Material for this task:
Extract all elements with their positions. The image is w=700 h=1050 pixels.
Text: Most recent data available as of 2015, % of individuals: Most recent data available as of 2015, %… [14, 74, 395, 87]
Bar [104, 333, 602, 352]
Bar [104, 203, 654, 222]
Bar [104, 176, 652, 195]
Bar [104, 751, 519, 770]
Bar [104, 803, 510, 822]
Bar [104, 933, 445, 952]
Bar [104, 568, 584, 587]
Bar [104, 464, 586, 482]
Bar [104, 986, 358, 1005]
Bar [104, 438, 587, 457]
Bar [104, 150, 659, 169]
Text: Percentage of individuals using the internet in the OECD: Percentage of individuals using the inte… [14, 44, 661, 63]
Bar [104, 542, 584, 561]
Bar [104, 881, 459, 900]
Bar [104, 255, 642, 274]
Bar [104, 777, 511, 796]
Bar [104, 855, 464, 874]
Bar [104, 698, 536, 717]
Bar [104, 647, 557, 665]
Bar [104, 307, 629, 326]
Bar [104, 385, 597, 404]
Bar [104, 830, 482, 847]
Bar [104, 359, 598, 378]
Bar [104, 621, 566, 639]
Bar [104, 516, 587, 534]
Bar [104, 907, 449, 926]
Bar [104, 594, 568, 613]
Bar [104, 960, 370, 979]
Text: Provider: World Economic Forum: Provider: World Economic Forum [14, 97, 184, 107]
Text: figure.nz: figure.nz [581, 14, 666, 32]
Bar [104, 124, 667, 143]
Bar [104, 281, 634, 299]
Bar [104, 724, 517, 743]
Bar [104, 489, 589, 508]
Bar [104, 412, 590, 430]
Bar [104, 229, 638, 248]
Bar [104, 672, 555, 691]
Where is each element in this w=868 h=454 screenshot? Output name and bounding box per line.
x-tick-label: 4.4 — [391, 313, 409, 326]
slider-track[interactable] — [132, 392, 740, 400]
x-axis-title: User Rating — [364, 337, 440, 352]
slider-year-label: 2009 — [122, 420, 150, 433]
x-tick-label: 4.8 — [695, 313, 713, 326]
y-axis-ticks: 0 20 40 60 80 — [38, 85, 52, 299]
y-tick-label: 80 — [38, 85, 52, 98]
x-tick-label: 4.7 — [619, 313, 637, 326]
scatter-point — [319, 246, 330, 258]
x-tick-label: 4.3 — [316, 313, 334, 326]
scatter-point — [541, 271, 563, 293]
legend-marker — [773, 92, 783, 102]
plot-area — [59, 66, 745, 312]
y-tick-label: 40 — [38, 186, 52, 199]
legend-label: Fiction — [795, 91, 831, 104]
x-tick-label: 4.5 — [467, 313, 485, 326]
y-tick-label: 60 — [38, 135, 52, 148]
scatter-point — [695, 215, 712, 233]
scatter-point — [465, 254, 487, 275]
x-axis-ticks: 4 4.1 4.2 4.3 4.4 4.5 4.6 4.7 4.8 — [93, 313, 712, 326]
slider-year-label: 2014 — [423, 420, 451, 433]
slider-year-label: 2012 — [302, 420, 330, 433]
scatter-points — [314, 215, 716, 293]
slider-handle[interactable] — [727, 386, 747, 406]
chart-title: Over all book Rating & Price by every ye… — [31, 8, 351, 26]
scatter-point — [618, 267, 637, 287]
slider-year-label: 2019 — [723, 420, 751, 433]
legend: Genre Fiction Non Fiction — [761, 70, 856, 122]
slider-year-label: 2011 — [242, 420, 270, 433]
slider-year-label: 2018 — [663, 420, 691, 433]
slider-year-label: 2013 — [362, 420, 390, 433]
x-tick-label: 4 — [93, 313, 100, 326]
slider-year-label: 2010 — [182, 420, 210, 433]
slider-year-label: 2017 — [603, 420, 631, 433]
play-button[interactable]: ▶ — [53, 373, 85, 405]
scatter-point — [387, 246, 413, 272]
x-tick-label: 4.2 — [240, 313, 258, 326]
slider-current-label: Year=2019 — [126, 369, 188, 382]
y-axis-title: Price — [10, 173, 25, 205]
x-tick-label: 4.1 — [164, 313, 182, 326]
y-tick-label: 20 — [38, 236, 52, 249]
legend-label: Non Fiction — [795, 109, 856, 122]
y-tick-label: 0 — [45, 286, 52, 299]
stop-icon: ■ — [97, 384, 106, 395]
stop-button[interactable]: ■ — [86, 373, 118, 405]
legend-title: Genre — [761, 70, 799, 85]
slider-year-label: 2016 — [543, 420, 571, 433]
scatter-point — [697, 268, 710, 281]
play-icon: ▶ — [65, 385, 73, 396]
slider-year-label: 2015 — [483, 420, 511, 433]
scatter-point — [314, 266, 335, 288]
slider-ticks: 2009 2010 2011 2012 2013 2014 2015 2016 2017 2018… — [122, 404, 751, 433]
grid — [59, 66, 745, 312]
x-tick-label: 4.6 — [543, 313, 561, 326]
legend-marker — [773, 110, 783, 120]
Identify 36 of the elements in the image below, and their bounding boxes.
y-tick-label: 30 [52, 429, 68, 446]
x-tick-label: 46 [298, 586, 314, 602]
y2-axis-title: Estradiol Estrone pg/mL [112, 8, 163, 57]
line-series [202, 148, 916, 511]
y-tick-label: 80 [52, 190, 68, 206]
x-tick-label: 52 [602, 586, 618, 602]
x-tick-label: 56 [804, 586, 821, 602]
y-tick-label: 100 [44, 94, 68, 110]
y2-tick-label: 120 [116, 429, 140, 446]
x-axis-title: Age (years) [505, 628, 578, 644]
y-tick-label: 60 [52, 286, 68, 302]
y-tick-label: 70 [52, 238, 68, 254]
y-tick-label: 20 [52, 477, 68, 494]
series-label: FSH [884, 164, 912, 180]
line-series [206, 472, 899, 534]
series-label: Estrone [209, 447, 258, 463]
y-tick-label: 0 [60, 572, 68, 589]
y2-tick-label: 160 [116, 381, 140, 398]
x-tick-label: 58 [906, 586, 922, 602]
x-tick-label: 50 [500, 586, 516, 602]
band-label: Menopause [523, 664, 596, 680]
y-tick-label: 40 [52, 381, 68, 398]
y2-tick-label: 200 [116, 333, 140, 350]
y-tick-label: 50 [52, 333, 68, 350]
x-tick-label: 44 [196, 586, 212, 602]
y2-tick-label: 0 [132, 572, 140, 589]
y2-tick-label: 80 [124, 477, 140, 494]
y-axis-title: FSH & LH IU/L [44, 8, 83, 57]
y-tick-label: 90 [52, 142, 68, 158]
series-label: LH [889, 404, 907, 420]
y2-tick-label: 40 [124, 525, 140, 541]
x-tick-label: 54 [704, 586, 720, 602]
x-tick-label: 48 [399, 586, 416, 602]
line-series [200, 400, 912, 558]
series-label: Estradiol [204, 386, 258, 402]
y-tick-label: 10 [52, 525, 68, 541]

Work to do: Copy every line above without changing anything in any of them.

Final result:
Extract all elements with their positions. The image is w=700 h=1050 pixels.
Text: Most recent data available as of 2015, % of individuals: Most recent data available as of 2015, %… [14, 74, 395, 87]
Bar [104, 333, 602, 352]
Bar [104, 203, 654, 222]
Bar [104, 176, 652, 195]
Bar [104, 751, 519, 770]
Bar [104, 803, 510, 822]
Bar [104, 933, 445, 952]
Bar [104, 568, 584, 587]
Bar [104, 464, 586, 482]
Bar [104, 986, 358, 1005]
Bar [104, 438, 587, 457]
Bar [104, 150, 659, 169]
Text: Percentage of individuals using the internet in the OECD: Percentage of individuals using the inte… [14, 44, 661, 63]
Bar [104, 542, 584, 561]
Bar [104, 881, 459, 900]
Bar [104, 255, 642, 274]
Bar [104, 777, 511, 796]
Bar [104, 855, 464, 874]
Bar [104, 698, 536, 717]
Bar [104, 647, 557, 665]
Bar [104, 307, 629, 326]
Bar [104, 385, 597, 404]
Bar [104, 830, 482, 847]
Bar [104, 359, 598, 378]
Bar [104, 621, 566, 639]
Bar [104, 516, 587, 534]
Bar [104, 907, 449, 926]
Bar [104, 594, 568, 613]
Bar [104, 960, 370, 979]
Text: Provider: World Economic Forum: Provider: World Economic Forum [14, 97, 184, 107]
Text: figure.nz: figure.nz [581, 14, 666, 32]
Bar [104, 124, 667, 143]
Bar [104, 281, 634, 299]
Bar [104, 724, 517, 743]
Bar [104, 489, 589, 508]
Bar [104, 412, 590, 430]
Bar [104, 229, 638, 248]
Bar [104, 672, 555, 691]
Where is each element in this w=868 h=454 screenshot? Output name and bounding box per line.
x-tick-label: 4.4 — [391, 313, 409, 326]
slider-track[interactable] — [132, 392, 740, 400]
x-axis-title: User Rating — [364, 337, 440, 352]
slider-year-label: 2009 — [122, 420, 150, 433]
x-tick-label: 4.8 — [695, 313, 713, 326]
y-axis-ticks: 0 20 40 60 80 — [38, 85, 52, 299]
y-tick-label: 80 — [38, 85, 52, 98]
x-tick-label: 4.7 — [619, 313, 637, 326]
scatter-point — [319, 246, 330, 258]
x-tick-label: 4.3 — [316, 313, 334, 326]
scatter-point — [541, 271, 563, 293]
legend-marker — [773, 92, 783, 102]
plot-area — [59, 66, 745, 312]
y-tick-label: 40 — [38, 186, 52, 199]
legend-label: Fiction — [795, 91, 831, 104]
x-tick-label: 4.5 — [467, 313, 485, 326]
y-tick-label: 60 — [38, 135, 52, 148]
scatter-point — [695, 215, 712, 233]
scatter-point — [465, 254, 487, 275]
x-axis-ticks: 4 4.1 4.2 4.3 4.4 4.5 4.6 4.7 4.8 — [93, 313, 712, 326]
slider-year-label: 2014 — [423, 420, 451, 433]
slider-year-label: 2012 — [302, 420, 330, 433]
scatter-points — [314, 215, 716, 293]
slider-handle[interactable] — [727, 386, 747, 406]
chart-title: Over all book Rating & Price by every ye… — [31, 8, 351, 26]
scatter-point — [618, 267, 637, 287]
slider-year-label: 2019 — [723, 420, 751, 433]
legend: Genre Fiction Non Fiction — [761, 70, 856, 122]
slider-year-label: 2011 — [242, 420, 270, 433]
slider-year-label: 2018 — [663, 420, 691, 433]
slider-year-label: 2013 — [362, 420, 390, 433]
x-tick-label: 4 — [93, 313, 100, 326]
slider-year-label: 2010 — [182, 420, 210, 433]
slider-year-label: 2017 — [603, 420, 631, 433]
play-button[interactable]: ▶ — [53, 373, 85, 405]
scatter-point — [387, 246, 413, 272]
x-tick-label: 4.2 — [240, 313, 258, 326]
slider-current-label: Year=2019 — [126, 369, 188, 382]
y-axis-title: Price — [10, 173, 25, 205]
x-tick-label: 4.1 — [164, 313, 182, 326]
y-tick-label: 20 — [38, 236, 52, 249]
legend-label: Non Fiction — [795, 109, 856, 122]
y-tick-label: 0 — [45, 286, 52, 299]
stop-icon: ■ — [97, 384, 106, 395]
stop-button[interactable]: ■ — [86, 373, 118, 405]
legend-title: Genre — [761, 70, 799, 85]
slider-year-label: 2016 — [543, 420, 571, 433]
scatter-point — [697, 268, 710, 281]
play-icon: ▶ — [65, 385, 73, 396]
slider-year-label: 2015 — [483, 420, 511, 433]
scatter-point — [314, 266, 335, 288]
slider-ticks: 2009 2010 2011 2012 2013 2014 2015 2016 2017 2018… — [122, 404, 751, 433]
grid — [59, 66, 745, 312]
x-tick-label: 4.6 — [543, 313, 561, 326]
legend-marker — [773, 110, 783, 120]
Identify 36 of the elements in the image below, and their bounding boxes.
y-tick-label: 30 [52, 429, 68, 446]
x-tick-label: 46 [298, 586, 314, 602]
y2-axis-title: Estradiol Estrone pg/mL [112, 8, 163, 57]
line-series [202, 148, 916, 511]
y-tick-label: 80 [52, 190, 68, 206]
x-tick-label: 52 [602, 586, 618, 602]
x-tick-label: 56 [804, 586, 821, 602]
y-tick-label: 100 [44, 94, 68, 110]
y2-tick-label: 120 [116, 429, 140, 446]
x-axis-title: Age (years) [505, 628, 578, 644]
y-tick-label: 60 [52, 286, 68, 302]
y-tick-label: 70 [52, 238, 68, 254]
y-tick-label: 20 [52, 477, 68, 494]
series-label: FSH [884, 164, 912, 180]
line-series [206, 472, 899, 534]
series-label: Estrone [209, 447, 258, 463]
y-tick-label: 0 [60, 572, 68, 589]
y2-tick-label: 160 [116, 381, 140, 398]
x-tick-label: 58 [906, 586, 922, 602]
x-tick-label: 50 [500, 586, 516, 602]
band-label: Menopause [523, 664, 596, 680]
y-tick-label: 40 [52, 381, 68, 398]
y2-tick-label: 200 [116, 333, 140, 350]
y-tick-label: 50 [52, 333, 68, 350]
x-tick-label: 44 [196, 586, 212, 602]
y2-tick-label: 0 [132, 572, 140, 589]
y2-tick-label: 80 [124, 477, 140, 494]
y-axis-title: FSH & LH IU/L [44, 8, 83, 57]
y-tick-label: 90 [52, 142, 68, 158]
series-label: LH [889, 404, 907, 420]
y2-tick-label: 40 [124, 525, 140, 541]
x-tick-label: 54 [704, 586, 720, 602]
x-tick-label: 48 [399, 586, 416, 602]
line-series [200, 400, 912, 558]
series-label: Estradiol [204, 386, 258, 402]
y-tick-label: 10 [52, 525, 68, 541]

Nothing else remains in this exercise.